# [Requirements]
1 - Answer these questions about the preacher MP3 thread:
(a) Which preacher did fredtgreco suggest?
(b) What kind of links section does Semper Fidelis remind readers the forum has?
(c) Which Rolfe Barnard sermon does BobVigneault say to start with?
2 - Retype the part of the preacher MP3 thread starting with "I'd love to" and going on through "this week, right?".
3 - Translate this sentence from the preacher MP3 thread into German: "I've recommended Rolfe Barnard before."

--- START OF Excerpt ---

# Firebrand Preacher MP3's



## tellville

I'm looking for MP3's of sermons that are preached by very loud, passionate, and convicting preachers. Basically, your standard firebrand preacher! Can anybody point me to any mp3's of such preachers?


----------



## fredtgreco

Al Martin


----------



## Chris

Do a Google search for 'Paul Washer'. 

You won't be disappointed.

edit: 

http://www.heartcrymissionary.com/index.php?option=com_weblinks&task=view&catid=38&id=21

http://mp3.sa-media.com/media/63006232159/63006232159.mp3


----------



## Theoretical




----------



## BobVigneault

I second Fred's Al Martin suggestion. You also need to hear Ian Paisley when he's stokin' the coals.


----------



## Semper Fidelis

Remember we have a Podcast links section...

If you like a guy's stuff stick it there so ideas aren't lost.


----------



## Blueridge Believer

L.R. Shelton, old time Calvinistic Baptist slap down. Pity the old man is gone.


----------



## Semper Fidelis

If I ever get to exhort again then I'll be sure to record it for you. My wife tells me that I can sound pretty scary sometimes.


----------



## tellville

I'd love to hear you preach Rich  You could tell this corporal a thing or two!

Thanks everybody for your suggestions. I listened to Al Martins sermon on Jesus being the Only Way (WOW!) and Paul Washer's really controversial message which was also WOW! 

That's exactly the type of stuff I was looking for. If anybody else has any suggestions, please point me to them!


----------



## Chris

You're going to record Romans 3 this week, right? 


Here's a good one: Paris Reidhead


----------



## Chris

Blueridge reformer said:


> L.R. Shelton, old time Calvinistic Baptist slap down. Pity the old man is gone.



Whew! 

I listened to one of his messages last night on the way home.

Just....


----------



## Chris

Listening to him now. 

Strong stuff!


----------



## BobVigneault

I've recommended Rolfe Barnard before. I have all of his sermons. If you never heard him then start with this one. *The God of The Bible Kills People*. Don't hold back brother Rolfe, tell it how it is.

--- END OF Excerpt ---
--- START OF Extracted material ---

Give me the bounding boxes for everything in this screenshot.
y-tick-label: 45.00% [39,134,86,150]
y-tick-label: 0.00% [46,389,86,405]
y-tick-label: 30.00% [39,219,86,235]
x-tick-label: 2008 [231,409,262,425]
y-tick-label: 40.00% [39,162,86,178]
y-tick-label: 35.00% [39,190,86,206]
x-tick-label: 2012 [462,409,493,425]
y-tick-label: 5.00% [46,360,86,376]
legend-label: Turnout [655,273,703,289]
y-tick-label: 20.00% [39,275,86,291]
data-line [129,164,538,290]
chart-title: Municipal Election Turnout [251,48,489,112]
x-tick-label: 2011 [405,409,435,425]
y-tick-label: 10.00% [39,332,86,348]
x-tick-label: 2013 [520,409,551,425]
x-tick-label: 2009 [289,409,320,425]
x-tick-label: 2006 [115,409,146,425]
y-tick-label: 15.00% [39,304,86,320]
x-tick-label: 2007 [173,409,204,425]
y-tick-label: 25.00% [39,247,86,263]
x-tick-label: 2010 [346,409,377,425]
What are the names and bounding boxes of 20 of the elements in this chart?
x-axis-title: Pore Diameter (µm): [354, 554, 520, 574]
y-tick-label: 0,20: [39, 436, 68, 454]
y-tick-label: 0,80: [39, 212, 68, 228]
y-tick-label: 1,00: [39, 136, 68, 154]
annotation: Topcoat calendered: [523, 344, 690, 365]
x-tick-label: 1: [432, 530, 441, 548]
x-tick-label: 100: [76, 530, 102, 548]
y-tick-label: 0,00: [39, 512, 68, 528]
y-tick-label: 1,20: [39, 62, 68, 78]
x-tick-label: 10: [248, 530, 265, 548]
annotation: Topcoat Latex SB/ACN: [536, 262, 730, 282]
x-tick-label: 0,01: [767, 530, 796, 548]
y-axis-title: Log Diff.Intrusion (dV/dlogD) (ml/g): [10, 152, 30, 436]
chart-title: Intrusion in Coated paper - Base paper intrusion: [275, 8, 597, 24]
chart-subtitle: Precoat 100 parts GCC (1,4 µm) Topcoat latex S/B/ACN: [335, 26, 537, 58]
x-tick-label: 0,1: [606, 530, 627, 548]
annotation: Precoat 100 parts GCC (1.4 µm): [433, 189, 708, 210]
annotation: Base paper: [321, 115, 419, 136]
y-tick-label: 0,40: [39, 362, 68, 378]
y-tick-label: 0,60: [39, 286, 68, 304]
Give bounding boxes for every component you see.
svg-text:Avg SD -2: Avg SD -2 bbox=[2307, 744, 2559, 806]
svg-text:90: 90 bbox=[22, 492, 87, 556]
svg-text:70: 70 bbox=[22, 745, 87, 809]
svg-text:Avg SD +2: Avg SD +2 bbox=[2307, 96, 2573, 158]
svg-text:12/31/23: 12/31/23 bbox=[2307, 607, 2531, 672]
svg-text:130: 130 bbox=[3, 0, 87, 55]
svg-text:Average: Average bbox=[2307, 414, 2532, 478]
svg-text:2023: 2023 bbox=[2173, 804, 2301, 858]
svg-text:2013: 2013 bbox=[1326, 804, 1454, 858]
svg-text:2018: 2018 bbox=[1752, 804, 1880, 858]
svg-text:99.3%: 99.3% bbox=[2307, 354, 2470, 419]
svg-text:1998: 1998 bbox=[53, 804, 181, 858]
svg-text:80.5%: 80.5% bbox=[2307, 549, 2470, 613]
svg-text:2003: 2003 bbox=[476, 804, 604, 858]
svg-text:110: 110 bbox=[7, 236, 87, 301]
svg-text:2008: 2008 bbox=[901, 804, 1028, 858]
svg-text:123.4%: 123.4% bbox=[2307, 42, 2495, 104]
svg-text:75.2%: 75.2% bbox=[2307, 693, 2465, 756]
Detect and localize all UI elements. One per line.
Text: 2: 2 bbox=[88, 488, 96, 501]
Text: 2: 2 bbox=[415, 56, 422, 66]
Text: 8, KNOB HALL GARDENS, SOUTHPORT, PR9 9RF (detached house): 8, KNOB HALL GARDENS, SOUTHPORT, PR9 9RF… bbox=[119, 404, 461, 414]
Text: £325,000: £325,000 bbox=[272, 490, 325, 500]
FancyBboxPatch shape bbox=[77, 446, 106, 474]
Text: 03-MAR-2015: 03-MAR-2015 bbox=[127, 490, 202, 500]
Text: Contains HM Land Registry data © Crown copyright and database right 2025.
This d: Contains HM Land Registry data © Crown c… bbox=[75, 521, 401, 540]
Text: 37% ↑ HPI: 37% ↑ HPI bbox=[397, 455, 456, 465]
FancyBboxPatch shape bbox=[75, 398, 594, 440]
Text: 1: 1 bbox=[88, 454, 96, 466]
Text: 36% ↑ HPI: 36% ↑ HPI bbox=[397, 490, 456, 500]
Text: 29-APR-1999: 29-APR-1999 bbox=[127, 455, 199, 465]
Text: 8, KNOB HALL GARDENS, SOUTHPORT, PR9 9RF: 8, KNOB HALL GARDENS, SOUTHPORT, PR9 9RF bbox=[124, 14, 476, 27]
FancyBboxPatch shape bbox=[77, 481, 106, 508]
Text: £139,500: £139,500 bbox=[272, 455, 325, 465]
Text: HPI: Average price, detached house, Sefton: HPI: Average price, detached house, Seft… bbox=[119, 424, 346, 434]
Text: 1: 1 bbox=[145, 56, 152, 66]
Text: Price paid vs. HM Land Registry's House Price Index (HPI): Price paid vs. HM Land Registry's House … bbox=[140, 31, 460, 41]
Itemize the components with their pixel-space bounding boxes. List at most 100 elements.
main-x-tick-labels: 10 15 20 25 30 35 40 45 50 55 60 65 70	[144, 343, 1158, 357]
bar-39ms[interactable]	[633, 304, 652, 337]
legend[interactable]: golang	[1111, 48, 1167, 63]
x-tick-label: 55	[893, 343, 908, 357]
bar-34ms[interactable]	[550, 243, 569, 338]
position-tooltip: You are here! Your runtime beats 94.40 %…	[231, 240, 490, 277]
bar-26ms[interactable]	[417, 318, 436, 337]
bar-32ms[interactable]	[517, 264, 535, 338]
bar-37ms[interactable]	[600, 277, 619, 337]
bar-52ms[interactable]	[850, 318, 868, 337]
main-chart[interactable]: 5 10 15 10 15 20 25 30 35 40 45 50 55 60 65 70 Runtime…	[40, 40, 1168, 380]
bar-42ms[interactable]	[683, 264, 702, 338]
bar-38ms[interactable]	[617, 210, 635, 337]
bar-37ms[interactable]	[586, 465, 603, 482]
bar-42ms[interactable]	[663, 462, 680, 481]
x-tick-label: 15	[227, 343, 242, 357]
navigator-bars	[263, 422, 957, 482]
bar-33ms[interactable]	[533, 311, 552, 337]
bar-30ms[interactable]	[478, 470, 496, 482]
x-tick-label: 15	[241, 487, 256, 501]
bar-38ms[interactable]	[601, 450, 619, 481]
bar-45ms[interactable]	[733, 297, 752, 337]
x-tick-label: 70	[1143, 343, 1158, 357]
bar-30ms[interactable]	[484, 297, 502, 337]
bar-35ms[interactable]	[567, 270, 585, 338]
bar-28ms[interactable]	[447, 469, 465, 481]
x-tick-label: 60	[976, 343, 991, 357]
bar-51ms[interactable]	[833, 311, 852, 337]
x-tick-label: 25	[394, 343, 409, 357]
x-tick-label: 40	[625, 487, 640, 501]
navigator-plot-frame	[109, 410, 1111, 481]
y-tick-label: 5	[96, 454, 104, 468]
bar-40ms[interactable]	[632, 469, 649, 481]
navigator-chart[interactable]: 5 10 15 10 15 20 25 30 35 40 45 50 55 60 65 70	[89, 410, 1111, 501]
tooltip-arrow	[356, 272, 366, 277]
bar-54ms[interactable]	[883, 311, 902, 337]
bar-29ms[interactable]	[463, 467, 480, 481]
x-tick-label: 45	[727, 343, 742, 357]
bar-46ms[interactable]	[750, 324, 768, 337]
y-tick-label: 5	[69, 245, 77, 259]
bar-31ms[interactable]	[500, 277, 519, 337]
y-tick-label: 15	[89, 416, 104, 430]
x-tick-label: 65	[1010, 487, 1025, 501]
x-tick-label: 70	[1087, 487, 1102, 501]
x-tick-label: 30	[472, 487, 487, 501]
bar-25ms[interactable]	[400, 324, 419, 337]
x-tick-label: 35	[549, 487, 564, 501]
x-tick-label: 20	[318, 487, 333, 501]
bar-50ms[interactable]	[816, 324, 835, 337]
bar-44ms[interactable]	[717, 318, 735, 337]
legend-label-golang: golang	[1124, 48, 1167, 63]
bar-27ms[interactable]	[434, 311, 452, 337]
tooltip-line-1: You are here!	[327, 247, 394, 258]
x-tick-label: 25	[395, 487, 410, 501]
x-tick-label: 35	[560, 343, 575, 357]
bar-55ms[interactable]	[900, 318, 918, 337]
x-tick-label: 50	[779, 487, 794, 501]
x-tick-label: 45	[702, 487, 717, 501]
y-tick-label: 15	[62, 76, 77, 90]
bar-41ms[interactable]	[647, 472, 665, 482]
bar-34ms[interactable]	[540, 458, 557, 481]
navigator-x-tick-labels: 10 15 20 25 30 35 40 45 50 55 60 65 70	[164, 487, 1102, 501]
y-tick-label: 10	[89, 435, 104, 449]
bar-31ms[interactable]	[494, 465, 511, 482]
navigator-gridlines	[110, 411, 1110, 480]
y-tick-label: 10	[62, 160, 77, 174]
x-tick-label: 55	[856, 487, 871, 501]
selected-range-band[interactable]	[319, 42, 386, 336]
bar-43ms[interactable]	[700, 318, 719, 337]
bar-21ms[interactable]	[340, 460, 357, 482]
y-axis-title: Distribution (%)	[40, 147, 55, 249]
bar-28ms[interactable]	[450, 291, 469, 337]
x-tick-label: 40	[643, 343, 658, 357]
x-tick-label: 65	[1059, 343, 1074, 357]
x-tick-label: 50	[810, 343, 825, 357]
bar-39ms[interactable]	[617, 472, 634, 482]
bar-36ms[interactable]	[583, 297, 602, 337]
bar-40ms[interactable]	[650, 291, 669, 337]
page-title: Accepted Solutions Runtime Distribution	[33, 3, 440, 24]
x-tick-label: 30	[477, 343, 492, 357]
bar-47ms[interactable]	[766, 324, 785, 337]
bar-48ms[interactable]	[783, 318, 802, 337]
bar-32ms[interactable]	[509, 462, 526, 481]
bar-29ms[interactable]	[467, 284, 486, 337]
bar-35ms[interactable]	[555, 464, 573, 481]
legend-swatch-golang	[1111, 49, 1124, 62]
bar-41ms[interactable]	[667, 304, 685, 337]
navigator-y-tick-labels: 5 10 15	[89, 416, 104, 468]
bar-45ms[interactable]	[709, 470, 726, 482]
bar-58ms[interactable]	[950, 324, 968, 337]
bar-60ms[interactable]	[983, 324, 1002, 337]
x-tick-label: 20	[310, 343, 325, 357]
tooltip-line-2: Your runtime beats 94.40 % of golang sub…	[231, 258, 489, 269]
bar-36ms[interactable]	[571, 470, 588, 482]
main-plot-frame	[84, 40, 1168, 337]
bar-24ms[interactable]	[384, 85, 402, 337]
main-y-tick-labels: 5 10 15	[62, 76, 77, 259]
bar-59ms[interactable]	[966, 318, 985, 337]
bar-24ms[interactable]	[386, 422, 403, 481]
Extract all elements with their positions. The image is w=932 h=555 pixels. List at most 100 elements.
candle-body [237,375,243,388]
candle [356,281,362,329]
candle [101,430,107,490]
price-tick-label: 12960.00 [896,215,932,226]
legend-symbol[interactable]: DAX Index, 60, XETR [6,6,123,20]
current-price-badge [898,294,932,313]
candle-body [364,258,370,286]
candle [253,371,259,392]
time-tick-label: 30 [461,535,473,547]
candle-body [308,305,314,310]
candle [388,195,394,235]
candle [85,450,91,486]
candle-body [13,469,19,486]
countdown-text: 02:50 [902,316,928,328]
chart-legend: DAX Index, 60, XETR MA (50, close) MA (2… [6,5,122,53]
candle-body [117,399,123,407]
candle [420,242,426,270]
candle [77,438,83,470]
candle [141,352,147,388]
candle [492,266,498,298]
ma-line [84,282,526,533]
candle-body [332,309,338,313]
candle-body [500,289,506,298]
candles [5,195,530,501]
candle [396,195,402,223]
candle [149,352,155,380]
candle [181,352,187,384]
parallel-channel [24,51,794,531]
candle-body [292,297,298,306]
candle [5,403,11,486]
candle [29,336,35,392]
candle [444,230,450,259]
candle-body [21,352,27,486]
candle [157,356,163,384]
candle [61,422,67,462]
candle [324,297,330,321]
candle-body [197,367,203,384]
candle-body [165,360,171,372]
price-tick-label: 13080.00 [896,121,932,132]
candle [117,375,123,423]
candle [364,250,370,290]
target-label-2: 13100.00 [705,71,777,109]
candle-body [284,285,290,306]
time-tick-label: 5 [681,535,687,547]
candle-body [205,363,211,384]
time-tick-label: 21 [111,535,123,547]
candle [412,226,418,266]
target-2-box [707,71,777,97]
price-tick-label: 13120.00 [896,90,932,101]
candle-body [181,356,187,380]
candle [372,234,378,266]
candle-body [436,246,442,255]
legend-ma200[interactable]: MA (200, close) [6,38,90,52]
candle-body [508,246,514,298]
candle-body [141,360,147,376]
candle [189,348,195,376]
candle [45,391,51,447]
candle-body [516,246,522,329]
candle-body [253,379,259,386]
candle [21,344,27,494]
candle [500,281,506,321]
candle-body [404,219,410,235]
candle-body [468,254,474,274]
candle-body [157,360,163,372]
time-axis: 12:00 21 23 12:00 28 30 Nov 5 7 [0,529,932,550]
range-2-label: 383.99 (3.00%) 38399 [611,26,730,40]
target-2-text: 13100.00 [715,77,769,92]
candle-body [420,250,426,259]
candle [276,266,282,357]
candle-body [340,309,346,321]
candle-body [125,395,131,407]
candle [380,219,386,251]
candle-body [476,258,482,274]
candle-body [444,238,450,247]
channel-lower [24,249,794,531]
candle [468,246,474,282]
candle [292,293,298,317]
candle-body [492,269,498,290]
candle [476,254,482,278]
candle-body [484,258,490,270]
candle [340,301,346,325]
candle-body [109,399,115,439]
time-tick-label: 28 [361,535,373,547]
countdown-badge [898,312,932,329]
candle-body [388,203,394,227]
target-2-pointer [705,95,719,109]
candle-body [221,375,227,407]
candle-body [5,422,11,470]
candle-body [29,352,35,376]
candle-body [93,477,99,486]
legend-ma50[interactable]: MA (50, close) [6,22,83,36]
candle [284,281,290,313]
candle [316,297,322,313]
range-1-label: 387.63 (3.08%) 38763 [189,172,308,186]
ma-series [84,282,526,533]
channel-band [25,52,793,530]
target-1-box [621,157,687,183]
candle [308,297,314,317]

--- END OF Extracted material ---

# [Exercise answers]
1 -
(a) Al Martin
(b) A Podcast links section
(c) *The God of The Bible Kills People*

2 -
I'd love to hear you preach Rich  You could tell this corporal a thing or two!

Thanks everybody for your suggestions. I listened to Al Martins sermon on Jesus being the Only Way (WOW!) and Paul Washer's really controversial message which was also WOW! 

That's exactly the type of stuff I was looking for. If anybody else has any suggestions, please point me to them!


----------



## Chris

You're going to record Romans 3 this week, right?

3 - Ich habe Rolfe Barnard schon einmal empfohlen.